## begin
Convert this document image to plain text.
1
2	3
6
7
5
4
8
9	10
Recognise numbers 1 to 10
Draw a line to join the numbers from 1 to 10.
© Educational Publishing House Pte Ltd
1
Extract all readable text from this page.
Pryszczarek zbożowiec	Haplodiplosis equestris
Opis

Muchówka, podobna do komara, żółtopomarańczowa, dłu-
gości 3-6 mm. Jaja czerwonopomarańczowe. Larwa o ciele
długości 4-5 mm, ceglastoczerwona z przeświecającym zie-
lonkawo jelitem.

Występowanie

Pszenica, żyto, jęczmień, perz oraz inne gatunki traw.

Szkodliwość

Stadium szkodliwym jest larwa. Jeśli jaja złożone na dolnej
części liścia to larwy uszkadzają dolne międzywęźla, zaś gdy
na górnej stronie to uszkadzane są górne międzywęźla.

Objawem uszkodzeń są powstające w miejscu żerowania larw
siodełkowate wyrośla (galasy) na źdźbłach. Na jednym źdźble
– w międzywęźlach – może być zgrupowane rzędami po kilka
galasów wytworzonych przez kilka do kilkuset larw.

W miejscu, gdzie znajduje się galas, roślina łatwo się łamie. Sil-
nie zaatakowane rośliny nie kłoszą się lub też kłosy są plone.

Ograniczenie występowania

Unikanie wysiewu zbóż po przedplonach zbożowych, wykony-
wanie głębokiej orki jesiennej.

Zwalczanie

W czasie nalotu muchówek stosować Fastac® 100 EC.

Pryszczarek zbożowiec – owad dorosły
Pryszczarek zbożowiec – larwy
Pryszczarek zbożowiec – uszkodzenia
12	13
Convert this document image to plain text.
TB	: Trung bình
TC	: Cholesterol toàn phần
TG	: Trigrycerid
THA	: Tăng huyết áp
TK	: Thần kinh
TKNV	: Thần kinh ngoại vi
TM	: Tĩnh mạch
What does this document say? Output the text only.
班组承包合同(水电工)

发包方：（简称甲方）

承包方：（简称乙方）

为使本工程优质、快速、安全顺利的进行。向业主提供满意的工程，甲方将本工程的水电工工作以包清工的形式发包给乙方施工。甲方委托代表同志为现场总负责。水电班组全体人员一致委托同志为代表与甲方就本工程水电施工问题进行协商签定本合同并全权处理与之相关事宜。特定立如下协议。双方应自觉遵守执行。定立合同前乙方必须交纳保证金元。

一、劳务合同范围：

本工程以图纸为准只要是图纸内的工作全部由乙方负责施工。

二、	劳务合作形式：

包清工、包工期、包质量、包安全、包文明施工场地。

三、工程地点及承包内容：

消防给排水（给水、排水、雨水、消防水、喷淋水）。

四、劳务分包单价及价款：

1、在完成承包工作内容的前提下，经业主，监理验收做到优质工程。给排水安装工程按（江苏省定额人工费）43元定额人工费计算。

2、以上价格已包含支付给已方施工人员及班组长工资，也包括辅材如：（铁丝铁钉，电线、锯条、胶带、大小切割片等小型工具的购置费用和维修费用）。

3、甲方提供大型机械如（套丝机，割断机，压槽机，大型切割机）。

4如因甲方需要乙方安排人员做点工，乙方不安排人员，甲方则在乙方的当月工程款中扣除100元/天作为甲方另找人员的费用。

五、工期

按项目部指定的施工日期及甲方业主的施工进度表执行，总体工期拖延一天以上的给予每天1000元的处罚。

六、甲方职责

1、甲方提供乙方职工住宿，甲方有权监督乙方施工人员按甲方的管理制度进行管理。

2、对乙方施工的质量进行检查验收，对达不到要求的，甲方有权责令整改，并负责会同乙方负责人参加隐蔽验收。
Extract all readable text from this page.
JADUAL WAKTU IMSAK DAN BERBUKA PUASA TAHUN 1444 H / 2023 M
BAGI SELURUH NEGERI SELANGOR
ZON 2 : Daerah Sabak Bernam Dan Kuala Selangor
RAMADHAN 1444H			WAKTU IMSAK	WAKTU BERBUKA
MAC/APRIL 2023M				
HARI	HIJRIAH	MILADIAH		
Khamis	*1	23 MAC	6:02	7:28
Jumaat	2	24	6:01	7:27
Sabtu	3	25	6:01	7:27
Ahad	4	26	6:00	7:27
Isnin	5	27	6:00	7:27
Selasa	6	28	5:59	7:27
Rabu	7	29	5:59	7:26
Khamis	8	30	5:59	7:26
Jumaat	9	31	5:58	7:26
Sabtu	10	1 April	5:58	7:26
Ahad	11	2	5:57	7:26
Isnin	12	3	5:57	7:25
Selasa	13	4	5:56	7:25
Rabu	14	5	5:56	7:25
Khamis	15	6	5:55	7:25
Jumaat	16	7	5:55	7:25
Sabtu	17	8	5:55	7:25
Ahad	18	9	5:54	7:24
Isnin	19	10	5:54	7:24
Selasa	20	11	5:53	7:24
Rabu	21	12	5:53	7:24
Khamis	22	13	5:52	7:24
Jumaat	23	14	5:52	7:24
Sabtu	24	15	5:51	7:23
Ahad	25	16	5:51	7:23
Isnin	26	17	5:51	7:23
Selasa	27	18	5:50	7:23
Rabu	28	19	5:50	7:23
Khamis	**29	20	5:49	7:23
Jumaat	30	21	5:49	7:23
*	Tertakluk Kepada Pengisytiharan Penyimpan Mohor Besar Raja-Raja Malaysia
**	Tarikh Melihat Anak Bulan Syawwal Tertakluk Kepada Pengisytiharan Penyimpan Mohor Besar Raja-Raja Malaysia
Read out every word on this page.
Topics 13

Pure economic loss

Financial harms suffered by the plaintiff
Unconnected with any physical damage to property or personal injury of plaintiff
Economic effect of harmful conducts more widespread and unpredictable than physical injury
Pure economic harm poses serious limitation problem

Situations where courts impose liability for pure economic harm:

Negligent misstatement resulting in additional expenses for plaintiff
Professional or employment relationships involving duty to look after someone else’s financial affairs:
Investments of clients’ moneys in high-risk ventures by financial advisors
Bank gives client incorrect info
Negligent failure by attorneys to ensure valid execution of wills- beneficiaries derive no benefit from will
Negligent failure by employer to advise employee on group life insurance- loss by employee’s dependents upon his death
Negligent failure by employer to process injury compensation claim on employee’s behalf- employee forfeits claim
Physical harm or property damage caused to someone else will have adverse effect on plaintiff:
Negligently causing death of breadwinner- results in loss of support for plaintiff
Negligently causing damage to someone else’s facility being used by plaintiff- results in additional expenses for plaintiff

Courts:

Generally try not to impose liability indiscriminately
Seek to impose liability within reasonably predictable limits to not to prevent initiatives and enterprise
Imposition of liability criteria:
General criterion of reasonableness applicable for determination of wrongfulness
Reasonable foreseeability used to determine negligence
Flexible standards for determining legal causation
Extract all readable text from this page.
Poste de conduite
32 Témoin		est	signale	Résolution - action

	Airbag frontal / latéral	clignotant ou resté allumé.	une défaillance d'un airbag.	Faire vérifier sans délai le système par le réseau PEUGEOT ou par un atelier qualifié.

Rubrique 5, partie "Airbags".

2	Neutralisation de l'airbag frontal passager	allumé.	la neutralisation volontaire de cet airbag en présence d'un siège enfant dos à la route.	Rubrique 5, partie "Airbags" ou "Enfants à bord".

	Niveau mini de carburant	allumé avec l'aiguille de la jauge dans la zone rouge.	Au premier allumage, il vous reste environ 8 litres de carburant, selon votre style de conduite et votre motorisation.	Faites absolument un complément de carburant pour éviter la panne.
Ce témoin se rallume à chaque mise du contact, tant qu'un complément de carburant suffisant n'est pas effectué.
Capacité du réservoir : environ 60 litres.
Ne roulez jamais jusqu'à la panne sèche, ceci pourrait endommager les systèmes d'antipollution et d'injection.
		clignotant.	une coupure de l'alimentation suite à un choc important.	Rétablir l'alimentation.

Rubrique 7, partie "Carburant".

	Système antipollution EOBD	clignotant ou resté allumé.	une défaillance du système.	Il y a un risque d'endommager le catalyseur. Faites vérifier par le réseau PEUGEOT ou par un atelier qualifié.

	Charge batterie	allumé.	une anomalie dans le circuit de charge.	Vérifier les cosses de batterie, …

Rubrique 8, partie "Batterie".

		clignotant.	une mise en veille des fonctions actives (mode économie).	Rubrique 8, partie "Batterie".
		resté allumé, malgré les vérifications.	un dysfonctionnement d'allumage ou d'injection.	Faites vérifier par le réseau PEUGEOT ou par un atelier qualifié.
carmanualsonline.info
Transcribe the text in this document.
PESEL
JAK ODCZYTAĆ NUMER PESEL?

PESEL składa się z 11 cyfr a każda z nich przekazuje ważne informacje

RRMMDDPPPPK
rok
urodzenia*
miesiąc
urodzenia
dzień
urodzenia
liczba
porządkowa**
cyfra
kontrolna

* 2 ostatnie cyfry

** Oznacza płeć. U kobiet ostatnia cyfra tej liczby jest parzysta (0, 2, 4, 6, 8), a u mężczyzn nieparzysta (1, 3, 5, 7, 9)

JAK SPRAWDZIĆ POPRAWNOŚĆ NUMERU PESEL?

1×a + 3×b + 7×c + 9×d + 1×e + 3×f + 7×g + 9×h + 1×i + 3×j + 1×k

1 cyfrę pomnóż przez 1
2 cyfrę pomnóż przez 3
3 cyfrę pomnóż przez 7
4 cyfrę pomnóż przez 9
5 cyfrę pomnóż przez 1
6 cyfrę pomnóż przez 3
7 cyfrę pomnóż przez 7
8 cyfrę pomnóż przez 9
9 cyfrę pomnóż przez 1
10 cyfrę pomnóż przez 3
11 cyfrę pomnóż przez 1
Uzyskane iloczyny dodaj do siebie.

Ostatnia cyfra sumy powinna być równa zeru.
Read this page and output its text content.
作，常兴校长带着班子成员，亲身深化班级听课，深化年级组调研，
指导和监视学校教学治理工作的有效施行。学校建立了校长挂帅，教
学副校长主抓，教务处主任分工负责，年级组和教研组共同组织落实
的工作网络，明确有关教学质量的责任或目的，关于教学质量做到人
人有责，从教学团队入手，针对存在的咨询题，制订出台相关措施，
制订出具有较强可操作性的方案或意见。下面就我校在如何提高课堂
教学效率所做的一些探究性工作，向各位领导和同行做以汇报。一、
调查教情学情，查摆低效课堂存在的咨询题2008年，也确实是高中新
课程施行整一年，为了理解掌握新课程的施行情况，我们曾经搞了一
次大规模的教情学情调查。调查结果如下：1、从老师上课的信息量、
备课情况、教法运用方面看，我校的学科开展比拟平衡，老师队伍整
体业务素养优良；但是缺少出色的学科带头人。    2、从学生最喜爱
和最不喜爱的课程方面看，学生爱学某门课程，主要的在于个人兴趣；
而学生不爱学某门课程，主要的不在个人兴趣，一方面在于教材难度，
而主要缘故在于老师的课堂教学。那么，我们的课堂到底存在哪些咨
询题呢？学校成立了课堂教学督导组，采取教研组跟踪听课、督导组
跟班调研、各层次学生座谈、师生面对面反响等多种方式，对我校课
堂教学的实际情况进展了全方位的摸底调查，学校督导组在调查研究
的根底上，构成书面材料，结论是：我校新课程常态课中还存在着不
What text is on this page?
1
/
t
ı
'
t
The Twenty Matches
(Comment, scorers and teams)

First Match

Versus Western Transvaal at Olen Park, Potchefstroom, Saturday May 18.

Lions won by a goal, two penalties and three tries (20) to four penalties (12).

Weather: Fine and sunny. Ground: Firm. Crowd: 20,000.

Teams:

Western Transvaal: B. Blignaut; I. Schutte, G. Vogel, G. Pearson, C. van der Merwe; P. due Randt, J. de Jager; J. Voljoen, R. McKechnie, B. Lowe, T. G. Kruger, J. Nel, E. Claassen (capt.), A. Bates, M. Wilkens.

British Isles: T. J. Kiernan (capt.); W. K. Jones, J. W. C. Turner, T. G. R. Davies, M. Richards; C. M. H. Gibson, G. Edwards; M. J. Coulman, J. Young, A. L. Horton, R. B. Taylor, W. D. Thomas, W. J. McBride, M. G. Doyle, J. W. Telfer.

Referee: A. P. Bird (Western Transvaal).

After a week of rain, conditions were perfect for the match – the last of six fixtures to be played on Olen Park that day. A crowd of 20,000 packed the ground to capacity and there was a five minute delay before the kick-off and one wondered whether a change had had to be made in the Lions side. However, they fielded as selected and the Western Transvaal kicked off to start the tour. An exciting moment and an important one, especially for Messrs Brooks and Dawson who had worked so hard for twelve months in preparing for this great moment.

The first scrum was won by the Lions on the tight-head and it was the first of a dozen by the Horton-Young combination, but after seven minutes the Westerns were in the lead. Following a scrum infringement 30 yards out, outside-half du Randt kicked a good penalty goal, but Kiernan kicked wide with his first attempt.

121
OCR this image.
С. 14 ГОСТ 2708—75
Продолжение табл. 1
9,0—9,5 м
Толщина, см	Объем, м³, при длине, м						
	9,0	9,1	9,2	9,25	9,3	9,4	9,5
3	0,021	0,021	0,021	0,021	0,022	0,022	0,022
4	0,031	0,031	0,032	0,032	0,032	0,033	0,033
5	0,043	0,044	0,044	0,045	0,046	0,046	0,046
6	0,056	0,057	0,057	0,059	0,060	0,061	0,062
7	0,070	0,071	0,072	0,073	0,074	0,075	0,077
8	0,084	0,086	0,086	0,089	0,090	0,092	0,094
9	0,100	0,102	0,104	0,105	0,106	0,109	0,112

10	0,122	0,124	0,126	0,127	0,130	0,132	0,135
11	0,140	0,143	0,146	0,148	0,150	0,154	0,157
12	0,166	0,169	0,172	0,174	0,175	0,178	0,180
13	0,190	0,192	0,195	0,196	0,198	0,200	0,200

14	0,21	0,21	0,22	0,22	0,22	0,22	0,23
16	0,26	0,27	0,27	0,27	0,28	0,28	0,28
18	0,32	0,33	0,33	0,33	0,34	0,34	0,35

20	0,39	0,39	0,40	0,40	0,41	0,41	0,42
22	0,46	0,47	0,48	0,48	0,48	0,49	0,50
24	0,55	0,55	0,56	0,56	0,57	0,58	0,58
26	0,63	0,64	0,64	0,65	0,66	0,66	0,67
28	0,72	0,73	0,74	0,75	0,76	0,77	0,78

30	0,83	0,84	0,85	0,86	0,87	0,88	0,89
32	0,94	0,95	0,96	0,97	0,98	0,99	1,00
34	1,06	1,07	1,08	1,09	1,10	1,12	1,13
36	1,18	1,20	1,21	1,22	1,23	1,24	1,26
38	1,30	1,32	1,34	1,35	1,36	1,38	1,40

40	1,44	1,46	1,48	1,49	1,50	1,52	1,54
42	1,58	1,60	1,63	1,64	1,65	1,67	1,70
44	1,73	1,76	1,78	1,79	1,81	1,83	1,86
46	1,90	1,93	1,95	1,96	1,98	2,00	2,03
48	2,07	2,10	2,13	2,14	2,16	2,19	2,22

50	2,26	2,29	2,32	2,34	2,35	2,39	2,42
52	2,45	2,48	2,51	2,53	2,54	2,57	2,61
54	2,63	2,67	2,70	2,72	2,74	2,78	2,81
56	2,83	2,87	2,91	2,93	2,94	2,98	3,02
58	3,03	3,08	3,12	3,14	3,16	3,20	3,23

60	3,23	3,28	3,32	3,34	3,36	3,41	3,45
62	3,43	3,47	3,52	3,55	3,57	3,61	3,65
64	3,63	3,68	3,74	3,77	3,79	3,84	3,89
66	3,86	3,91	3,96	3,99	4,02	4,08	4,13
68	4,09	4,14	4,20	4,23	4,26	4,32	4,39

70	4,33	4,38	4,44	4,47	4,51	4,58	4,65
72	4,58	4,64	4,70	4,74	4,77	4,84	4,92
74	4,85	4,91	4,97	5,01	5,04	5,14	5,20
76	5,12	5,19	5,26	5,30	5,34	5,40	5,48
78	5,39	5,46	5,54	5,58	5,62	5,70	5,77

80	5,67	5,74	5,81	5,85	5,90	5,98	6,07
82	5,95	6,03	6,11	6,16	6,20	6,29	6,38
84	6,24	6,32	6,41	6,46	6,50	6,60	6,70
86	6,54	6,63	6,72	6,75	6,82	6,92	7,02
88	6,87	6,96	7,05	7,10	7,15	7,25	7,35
## end
> Exercise prompt: Your answer should be only the number of lines that hold the word "zbożowiec".

> Result for this exercise: 4